Figure data in JSON
####
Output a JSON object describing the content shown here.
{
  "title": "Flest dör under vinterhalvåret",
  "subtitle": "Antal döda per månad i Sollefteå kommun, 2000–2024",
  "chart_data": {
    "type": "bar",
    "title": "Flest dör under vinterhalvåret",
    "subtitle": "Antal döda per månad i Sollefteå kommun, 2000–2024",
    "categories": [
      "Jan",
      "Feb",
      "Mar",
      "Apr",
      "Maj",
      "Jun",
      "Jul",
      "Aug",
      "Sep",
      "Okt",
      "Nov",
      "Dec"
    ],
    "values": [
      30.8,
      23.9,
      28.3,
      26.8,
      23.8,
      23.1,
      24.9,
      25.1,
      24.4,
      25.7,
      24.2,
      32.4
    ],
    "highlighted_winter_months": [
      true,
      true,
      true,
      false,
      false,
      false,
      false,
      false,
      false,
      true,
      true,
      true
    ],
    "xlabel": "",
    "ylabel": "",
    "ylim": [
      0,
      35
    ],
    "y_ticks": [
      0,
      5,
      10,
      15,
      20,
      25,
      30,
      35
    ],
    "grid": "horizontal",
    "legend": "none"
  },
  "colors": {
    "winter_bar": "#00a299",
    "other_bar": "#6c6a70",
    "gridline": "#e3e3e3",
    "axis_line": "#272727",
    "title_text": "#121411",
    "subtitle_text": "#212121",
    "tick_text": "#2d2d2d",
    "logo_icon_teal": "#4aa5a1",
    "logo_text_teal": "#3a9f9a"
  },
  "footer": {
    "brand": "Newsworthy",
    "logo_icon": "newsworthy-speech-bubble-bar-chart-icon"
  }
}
####
■ Given request
Repeat all entries. Match them exactly.

■ Solution
Output a JSON object describing the content shown here.
{
  "title": "Flest dör under vinterhalvåret",
  "subtitle": "Antal döda per månad i Sollefteå kommun, 2000–2024",
  "chart_data": {
    "type": "bar",
    "title": "Flest dör under vinterhalvåret",
    "subtitle": "Antal döda per månad i Sollefteå kommun, 2000–2024",
    "categories": [
      "Jan",
      "Feb",
      "Mar",
      "Apr",
      "Maj",
      "Jun",
      "Jul",
      "Aug",
      "Sep",
      "Okt",
      "Nov",
      "Dec"
    ],
    "values": [
      30.8,
      23.9,
      28.3,
      26.8,
      23.8,
      23.1,
      24.9,
      25.1,
      24.4,
      25.7,
      24.2,
      32.4
    ],
    "highlighted_winter_months": [
      true,
      true,
      true,
      false,
      false,
      false,
      false,
      false,
      false,
      true,
      true,
      true
    ],
    "xlabel": "",
    "ylabel": "",
    "ylim": [
      0,
      35
    ],
    "y_ticks": [
      0,
      5,
      10,
      15,
      20,
      25,
      30,
      35
    ],
    "grid": "horizontal",
    "legend": "none"
  },
  "colors": {
    "winter_bar": "#00a299",
    "other_bar": "#6c6a70",
    "gridline": "#e3e3e3",
    "axis_line": "#272727",
    "title_text": "#121411",
    "subtitle_text": "#212121",
    "tick_text": "#2d2d2d",
    "logo_icon_teal": "#4aa5a1",
    "logo_text_teal": "#3a9f9a"
  },
  "footer": {
    "brand": "Newsworthy",
    "logo_icon": "newsworthy-speech-bubble-bar-chart-icon"
  }
}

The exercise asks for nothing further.